### Aim
Locate the string "High" in the records below. Copy every line where it occurs.

··· Provided data

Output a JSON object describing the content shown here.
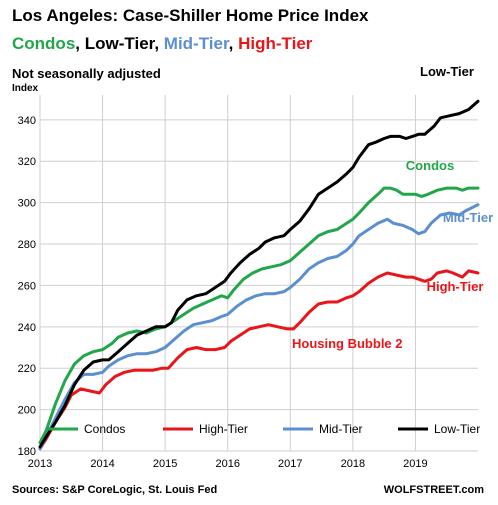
{
  "header": {
    "title": "Los Angeles: Case-Shiller Home Price Index",
    "subtitle_parts": [
      {
        "text": "Condos",
        "color": "#22a64a"
      },
      {
        "text": ", ",
        "color": "#000000"
      },
      {
        "text": "Low-Tier",
        "color": "#000000"
      },
      {
        "text": ", ",
        "color": "#000000"
      },
      {
        "text": "Mid-Tier",
        "color": "#5b8fd0"
      },
      {
        "text": ", ",
        "color": "#000000"
      },
      {
        "text": "High-Tier",
        "color": "#e8161b"
      }
    ],
    "note": "Not seasonally adjusted",
    "ylabel": "Index"
  },
  "footer": {
    "sources": "Sources: S&P CoreLogic, St. Louis Fed",
    "brand": "WOLFSTREET.com"
  },
  "chart_data": {
    "type": "line",
    "xlim": [
      2013.0,
      2020.0
    ],
    "ylim": [
      180,
      352
    ],
    "yticks": [
      180,
      200,
      220,
      240,
      260,
      280,
      300,
      320,
      340
    ],
    "xticks": [
      {
        "label": "2013",
        "value": 2013.0
      },
      {
        "label": "2014",
        "value": 2014.0
      },
      {
        "label": "2015",
        "value": 2015.0
      },
      {
        "label": "2016",
        "value": 2016.0
      },
      {
        "label": "2017",
        "value": 2017.0
      },
      {
        "label": "2018",
        "value": 2018.0
      },
      {
        "label": "2019",
        "value": 2019.0
      }
    ],
    "grid": true,
    "legend_position": "bottom-inside",
    "series": [
      {
        "name": "Condos",
        "color": "#22a64a",
        "end_label": "Condos",
        "points": [
          [
            2013.0,
            184
          ],
          [
            2013.1,
            190
          ],
          [
            2013.25,
            203
          ],
          [
            2013.4,
            214
          ],
          [
            2013.55,
            222
          ],
          [
            2013.7,
            226
          ],
          [
            2013.85,
            228
          ],
          [
            2014.0,
            229
          ],
          [
            2014.15,
            232
          ],
          [
            2014.25,
            235
          ],
          [
            2014.4,
            237
          ],
          [
            2014.55,
            238
          ],
          [
            2014.7,
            237
          ],
          [
            2014.85,
            239
          ],
          [
            2015.0,
            240
          ],
          [
            2015.15,
            243
          ],
          [
            2015.3,
            246
          ],
          [
            2015.45,
            249
          ],
          [
            2015.6,
            251
          ],
          [
            2015.75,
            253
          ],
          [
            2015.9,
            255
          ],
          [
            2016.0,
            254
          ],
          [
            2016.1,
            258
          ],
          [
            2016.25,
            263
          ],
          [
            2016.4,
            266
          ],
          [
            2016.55,
            268
          ],
          [
            2016.7,
            269
          ],
          [
            2016.85,
            270
          ],
          [
            2017.0,
            272
          ],
          [
            2017.15,
            276
          ],
          [
            2017.3,
            280
          ],
          [
            2017.45,
            284
          ],
          [
            2017.6,
            286
          ],
          [
            2017.75,
            287
          ],
          [
            2017.9,
            290
          ],
          [
            2018.0,
            292
          ],
          [
            2018.1,
            295
          ],
          [
            2018.25,
            300
          ],
          [
            2018.4,
            304
          ],
          [
            2018.5,
            307
          ],
          [
            2018.6,
            307
          ],
          [
            2018.7,
            306
          ],
          [
            2018.8,
            304
          ],
          [
            2018.9,
            304
          ],
          [
            2019.0,
            304
          ],
          [
            2019.1,
            303
          ],
          [
            2019.2,
            304
          ],
          [
            2019.35,
            306
          ],
          [
            2019.5,
            307
          ],
          [
            2019.65,
            307
          ],
          [
            2019.75,
            306
          ],
          [
            2019.85,
            307
          ],
          [
            2020.0,
            307
          ]
        ]
      },
      {
        "name": "High-Tier",
        "color": "#e8161b",
        "end_label": "High-Tier",
        "points": [
          [
            2013.0,
            181
          ],
          [
            2013.1,
            186
          ],
          [
            2013.25,
            194
          ],
          [
            2013.4,
            201
          ],
          [
            2013.5,
            207
          ],
          [
            2013.65,
            210
          ],
          [
            2013.8,
            209
          ],
          [
            2013.95,
            208
          ],
          [
            2014.05,
            212
          ],
          [
            2014.2,
            216
          ],
          [
            2014.35,
            218
          ],
          [
            2014.5,
            219
          ],
          [
            2014.65,
            219
          ],
          [
            2014.8,
            219
          ],
          [
            2014.95,
            220
          ],
          [
            2015.05,
            220
          ],
          [
            2015.2,
            225
          ],
          [
            2015.35,
            229
          ],
          [
            2015.5,
            230
          ],
          [
            2015.65,
            229
          ],
          [
            2015.8,
            229
          ],
          [
            2015.95,
            230
          ],
          [
            2016.05,
            233
          ],
          [
            2016.2,
            236
          ],
          [
            2016.35,
            239
          ],
          [
            2016.5,
            240
          ],
          [
            2016.65,
            241
          ],
          [
            2016.8,
            240
          ],
          [
            2016.95,
            239
          ],
          [
            2017.05,
            239
          ],
          [
            2017.15,
            242
          ],
          [
            2017.3,
            247
          ],
          [
            2017.45,
            251
          ],
          [
            2017.6,
            252
          ],
          [
            2017.75,
            252
          ],
          [
            2017.9,
            254
          ],
          [
            2018.0,
            255
          ],
          [
            2018.1,
            257
          ],
          [
            2018.25,
            261
          ],
          [
            2018.4,
            264
          ],
          [
            2018.55,
            266
          ],
          [
            2018.7,
            265
          ],
          [
            2018.85,
            264
          ],
          [
            2018.95,
            264
          ],
          [
            2019.05,
            263
          ],
          [
            2019.15,
            262
          ],
          [
            2019.25,
            263
          ],
          [
            2019.35,
            266
          ],
          [
            2019.5,
            267
          ],
          [
            2019.6,
            266
          ],
          [
            2019.75,
            264
          ],
          [
            2019.85,
            267
          ],
          [
            2020.0,
            266
          ]
        ]
      },
      {
        "name": "Mid-Tier",
        "color": "#5b8fd0",
        "end_label": "Mid-Tier",
        "points": [
          [
            2013.0,
            181
          ],
          [
            2013.1,
            187
          ],
          [
            2013.25,
            196
          ],
          [
            2013.4,
            205
          ],
          [
            2013.55,
            213
          ],
          [
            2013.7,
            217
          ],
          [
            2013.85,
            217
          ],
          [
            2014.0,
            218
          ],
          [
            2014.1,
            221
          ],
          [
            2014.25,
            224
          ],
          [
            2014.4,
            226
          ],
          [
            2014.55,
            227
          ],
          [
            2014.7,
            227
          ],
          [
            2014.85,
            228
          ],
          [
            2015.0,
            230
          ],
          [
            2015.15,
            234
          ],
          [
            2015.3,
            238
          ],
          [
            2015.45,
            241
          ],
          [
            2015.6,
            242
          ],
          [
            2015.75,
            243
          ],
          [
            2015.9,
            245
          ],
          [
            2016.0,
            246
          ],
          [
            2016.15,
            250
          ],
          [
            2016.3,
            253
          ],
          [
            2016.45,
            255
          ],
          [
            2016.6,
            256
          ],
          [
            2016.75,
            256
          ],
          [
            2016.9,
            257
          ],
          [
            2017.0,
            259
          ],
          [
            2017.15,
            263
          ],
          [
            2017.3,
            268
          ],
          [
            2017.45,
            271
          ],
          [
            2017.6,
            273
          ],
          [
            2017.75,
            274
          ],
          [
            2017.9,
            277
          ],
          [
            2018.0,
            280
          ],
          [
            2018.1,
            284
          ],
          [
            2018.25,
            287
          ],
          [
            2018.4,
            290
          ],
          [
            2018.55,
            292
          ],
          [
            2018.65,
            290
          ],
          [
            2018.8,
            289
          ],
          [
            2018.95,
            287
          ],
          [
            2019.05,
            285
          ],
          [
            2019.15,
            286
          ],
          [
            2019.25,
            290
          ],
          [
            2019.4,
            294
          ],
          [
            2019.55,
            295
          ],
          [
            2019.7,
            294
          ],
          [
            2019.8,
            296
          ],
          [
            2020.0,
            299
          ]
        ]
      },
      {
        "name": "Low-Tier",
        "color": "#000000",
        "end_label": "Low-Tier",
        "points": [
          [
            2013.0,
            182
          ],
          [
            2013.1,
            187
          ],
          [
            2013.25,
            194
          ],
          [
            2013.4,
            202
          ],
          [
            2013.55,
            212
          ],
          [
            2013.7,
            219
          ],
          [
            2013.85,
            223
          ],
          [
            2014.0,
            224
          ],
          [
            2014.1,
            224
          ],
          [
            2014.25,
            228
          ],
          [
            2014.4,
            232
          ],
          [
            2014.55,
            236
          ],
          [
            2014.7,
            238
          ],
          [
            2014.85,
            240
          ],
          [
            2015.0,
            240
          ],
          [
            2015.1,
            242
          ],
          [
            2015.2,
            248
          ],
          [
            2015.35,
            253
          ],
          [
            2015.5,
            255
          ],
          [
            2015.65,
            256
          ],
          [
            2015.8,
            259
          ],
          [
            2015.95,
            262
          ],
          [
            2016.05,
            266
          ],
          [
            2016.2,
            271
          ],
          [
            2016.35,
            275
          ],
          [
            2016.5,
            278
          ],
          [
            2016.6,
            281
          ],
          [
            2016.75,
            283
          ],
          [
            2016.9,
            284
          ],
          [
            2017.0,
            287
          ],
          [
            2017.15,
            291
          ],
          [
            2017.3,
            297
          ],
          [
            2017.45,
            304
          ],
          [
            2017.6,
            307
          ],
          [
            2017.75,
            310
          ],
          [
            2017.9,
            314
          ],
          [
            2018.0,
            317
          ],
          [
            2018.1,
            322
          ],
          [
            2018.25,
            328
          ],
          [
            2018.35,
            329
          ],
          [
            2018.5,
            331
          ],
          [
            2018.6,
            332
          ],
          [
            2018.75,
            332
          ],
          [
            2018.85,
            331
          ],
          [
            2018.95,
            332
          ],
          [
            2019.05,
            333
          ],
          [
            2019.15,
            333
          ],
          [
            2019.3,
            337
          ],
          [
            2019.4,
            341
          ],
          [
            2019.55,
            342
          ],
          [
            2019.7,
            343
          ],
          [
            2019.85,
            345
          ],
          [
            2020.0,
            349
          ]
        ]
      }
    ],
    "annotations": [
      {
        "text": "Housing Bubble 2",
        "color": "#e8161b"
      }
    ],
    "legend": [
      {
        "label": "Condos",
        "color": "#22a64a"
      },
      {
        "label": "High-Tier",
        "color": "#e8161b"
      },
      {
        "label": "Mid-Tier",
        "color": "#5b8fd0"
      },
      {
        "label": "Low-Tier",
        "color": "#000000"
      }
    ]
  }
}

······

### Exercise response
        "text": "High-Tier",
        "name": "High-Tier",
        "end_label": "High-Tier",
        "label": "High-Tier",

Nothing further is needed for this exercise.